Dataset excerpt:
######
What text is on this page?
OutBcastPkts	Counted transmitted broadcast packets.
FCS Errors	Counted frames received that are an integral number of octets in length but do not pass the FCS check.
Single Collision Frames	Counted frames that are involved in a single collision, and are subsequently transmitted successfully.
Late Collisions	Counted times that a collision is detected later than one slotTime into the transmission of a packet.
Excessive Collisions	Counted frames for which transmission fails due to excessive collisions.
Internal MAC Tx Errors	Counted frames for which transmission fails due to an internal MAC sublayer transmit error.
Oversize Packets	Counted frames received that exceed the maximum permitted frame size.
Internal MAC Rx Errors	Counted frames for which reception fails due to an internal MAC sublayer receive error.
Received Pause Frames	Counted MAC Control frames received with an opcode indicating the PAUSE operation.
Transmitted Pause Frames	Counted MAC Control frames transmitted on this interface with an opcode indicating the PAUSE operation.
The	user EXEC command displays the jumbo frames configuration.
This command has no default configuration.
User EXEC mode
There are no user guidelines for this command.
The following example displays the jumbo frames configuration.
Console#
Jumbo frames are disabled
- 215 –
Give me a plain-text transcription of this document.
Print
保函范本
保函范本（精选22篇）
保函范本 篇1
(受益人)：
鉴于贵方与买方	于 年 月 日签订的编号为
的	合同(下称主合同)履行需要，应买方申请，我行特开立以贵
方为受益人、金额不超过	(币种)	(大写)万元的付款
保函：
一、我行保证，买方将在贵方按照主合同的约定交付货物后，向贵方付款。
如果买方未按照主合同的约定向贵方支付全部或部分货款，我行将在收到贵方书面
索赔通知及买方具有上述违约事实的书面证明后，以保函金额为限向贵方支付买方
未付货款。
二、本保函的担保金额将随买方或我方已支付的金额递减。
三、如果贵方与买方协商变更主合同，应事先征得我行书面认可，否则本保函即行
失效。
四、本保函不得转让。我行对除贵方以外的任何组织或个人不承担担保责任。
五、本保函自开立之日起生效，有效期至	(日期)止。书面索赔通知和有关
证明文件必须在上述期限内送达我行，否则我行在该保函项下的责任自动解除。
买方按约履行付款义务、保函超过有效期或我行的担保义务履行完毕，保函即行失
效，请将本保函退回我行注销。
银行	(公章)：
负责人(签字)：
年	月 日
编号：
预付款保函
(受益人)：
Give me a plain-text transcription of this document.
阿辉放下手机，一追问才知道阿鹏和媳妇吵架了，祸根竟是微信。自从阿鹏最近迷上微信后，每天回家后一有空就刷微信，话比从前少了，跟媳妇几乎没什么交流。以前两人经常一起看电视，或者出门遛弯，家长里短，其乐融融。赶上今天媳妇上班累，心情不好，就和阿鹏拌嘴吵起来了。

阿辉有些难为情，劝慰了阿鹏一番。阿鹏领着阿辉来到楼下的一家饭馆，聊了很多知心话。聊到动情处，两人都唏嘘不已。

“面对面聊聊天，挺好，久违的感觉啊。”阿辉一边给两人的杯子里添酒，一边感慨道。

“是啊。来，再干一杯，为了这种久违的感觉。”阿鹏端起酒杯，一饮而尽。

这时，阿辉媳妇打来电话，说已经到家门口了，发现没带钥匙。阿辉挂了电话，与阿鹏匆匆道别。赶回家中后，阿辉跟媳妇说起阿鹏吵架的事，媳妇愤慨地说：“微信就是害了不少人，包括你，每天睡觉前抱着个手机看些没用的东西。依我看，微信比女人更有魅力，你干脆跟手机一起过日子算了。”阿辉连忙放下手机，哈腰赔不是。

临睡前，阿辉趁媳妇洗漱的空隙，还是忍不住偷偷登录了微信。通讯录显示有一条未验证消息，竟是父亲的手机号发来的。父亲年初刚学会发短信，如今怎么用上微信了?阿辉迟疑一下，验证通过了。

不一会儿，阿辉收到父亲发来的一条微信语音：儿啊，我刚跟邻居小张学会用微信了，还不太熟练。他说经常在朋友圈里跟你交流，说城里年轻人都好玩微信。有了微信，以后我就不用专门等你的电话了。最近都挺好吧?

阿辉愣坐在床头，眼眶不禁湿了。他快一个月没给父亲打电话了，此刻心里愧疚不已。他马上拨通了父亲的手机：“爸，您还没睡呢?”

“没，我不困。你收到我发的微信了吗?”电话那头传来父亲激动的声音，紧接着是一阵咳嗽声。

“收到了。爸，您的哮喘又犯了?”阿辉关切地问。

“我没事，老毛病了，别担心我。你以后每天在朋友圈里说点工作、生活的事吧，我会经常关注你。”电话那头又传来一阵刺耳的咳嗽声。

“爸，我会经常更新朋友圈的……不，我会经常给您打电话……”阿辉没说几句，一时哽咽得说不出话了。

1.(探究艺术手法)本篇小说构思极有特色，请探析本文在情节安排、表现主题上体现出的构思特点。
######
** The request **
Give the listing above again, word for word.

** Output of the task **
What text is on this page?
OutBcastPkts	Counted transmitted broadcast packets.
FCS Errors	Counted frames received that are an integral number of octets in length but do not pass the FCS check.
Single Collision Frames	Counted frames that are involved in a single collision, and are subsequently transmitted successfully.
Late Collisions	Counted times that a collision is detected later than one slotTime into the transmission of a packet.
Excessive Collisions	Counted frames for which transmission fails due to excessive collisions.
Internal MAC Tx Errors	Counted frames for which transmission fails due to an internal MAC sublayer transmit error.
Oversize Packets	Counted frames received that exceed the maximum permitted frame size.
Internal MAC Rx Errors	Counted frames for which reception fails due to an internal MAC sublayer receive error.
Received Pause Frames	Counted MAC Control frames received with an opcode indicating the PAUSE operation.
Transmitted Pause Frames	Counted MAC Control frames transmitted on this interface with an opcode indicating the PAUSE operation.
The	user EXEC command displays the jumbo frames configuration.
This command has no default configuration.
User EXEC mode
There are no user guidelines for this command.
The following example displays the jumbo frames configuration.
Console#
Jumbo frames are disabled
- 215 –
Give me a plain-text transcription of this document.
Print
保函范本
保函范本（精选22篇）
保函范本 篇1
(受益人)：
鉴于贵方与买方	于 年 月 日签订的编号为
的	合同(下称主合同)履行需要，应买方申请，我行特开立以贵
方为受益人、金额不超过	(币种)	(大写)万元的付款
保函：
一、我行保证，买方将在贵方按照主合同的约定交付货物后，向贵方付款。
如果买方未按照主合同的约定向贵方支付全部或部分货款，我行将在收到贵方书面
索赔通知及买方具有上述违约事实的书面证明后，以保函金额为限向贵方支付买方
未付货款。
二、本保函的担保金额将随买方或我方已支付的金额递减。
三、如果贵方与买方协商变更主合同，应事先征得我行书面认可，否则本保函即行
失效。
四、本保函不得转让。我行对除贵方以外的任何组织或个人不承担担保责任。
五、本保函自开立之日起生效，有效期至	(日期)止。书面索赔通知和有关
证明文件必须在上述期限内送达我行，否则我行在该保函项下的责任自动解除。
买方按约履行付款义务、保函超过有效期或我行的担保义务履行完毕，保函即行失
效，请将本保函退回我行注销。
银行	(公章)：
负责人(签字)：
年	月 日
编号：
预付款保函
(受益人)：
Give me a plain-text transcription of this document.
阿辉放下手机，一追问才知道阿鹏和媳妇吵架了，祸根竟是微信。自从阿鹏最近迷上微信后，每天回家后一有空就刷微信，话比从前少了，跟媳妇几乎没什么交流。以前两人经常一起看电视，或者出门遛弯，家长里短，其乐融融。赶上今天媳妇上班累，心情不好，就和阿鹏拌嘴吵起来了。

阿辉有些难为情，劝慰了阿鹏一番。阿鹏领着阿辉来到楼下的一家饭馆，聊了很多知心话。聊到动情处，两人都唏嘘不已。

“面对面聊聊天，挺好，久违的感觉啊。”阿辉一边给两人的杯子里添酒，一边感慨道。

“是啊。来，再干一杯，为了这种久违的感觉。”阿鹏端起酒杯，一饮而尽。

这时，阿辉媳妇打来电话，说已经到家门口了，发现没带钥匙。阿辉挂了电话，与阿鹏匆匆道别。赶回家中后，阿辉跟媳妇说起阿鹏吵架的事，媳妇愤慨地说：“微信就是害了不少人，包括你，每天睡觉前抱着个手机看些没用的东西。依我看，微信比女人更有魅力，你干脆跟手机一起过日子算了。”阿辉连忙放下手机，哈腰赔不是。

临睡前，阿辉趁媳妇洗漱的空隙，还是忍不住偷偷登录了微信。通讯录显示有一条未验证消息，竟是父亲的手机号发来的。父亲年初刚学会发短信，如今怎么用上微信了?阿辉迟疑一下，验证通过了。

不一会儿，阿辉收到父亲发来的一条微信语音：儿啊，我刚跟邻居小张学会用微信了，还不太熟练。他说经常在朋友圈里跟你交流，说城里年轻人都好玩微信。有了微信，以后我就不用专门等你的电话了。最近都挺好吧?

阿辉愣坐在床头，眼眶不禁湿了。他快一个月没给父亲打电话了，此刻心里愧疚不已。他马上拨通了父亲的手机：“爸，您还没睡呢?”

“没，我不困。你收到我发的微信了吗?”电话那头传来父亲激动的声音，紧接着是一阵咳嗽声。

“收到了。爸，您的哮喘又犯了?”阿辉关切地问。

“我没事，老毛病了，别担心我。你以后每天在朋友圈里说点工作、生活的事吧，我会经常关注你。”电话那头又传来一阵刺耳的咳嗽声。

“爸，我会经常更新朋友圈的……不，我会经常给您打电话……”阿辉没说几句，一时哽咽得说不出话了。

1.(探究艺术手法)本篇小说构思极有特色，请探析本文在情节安排、表现主题上体现出的构思特点。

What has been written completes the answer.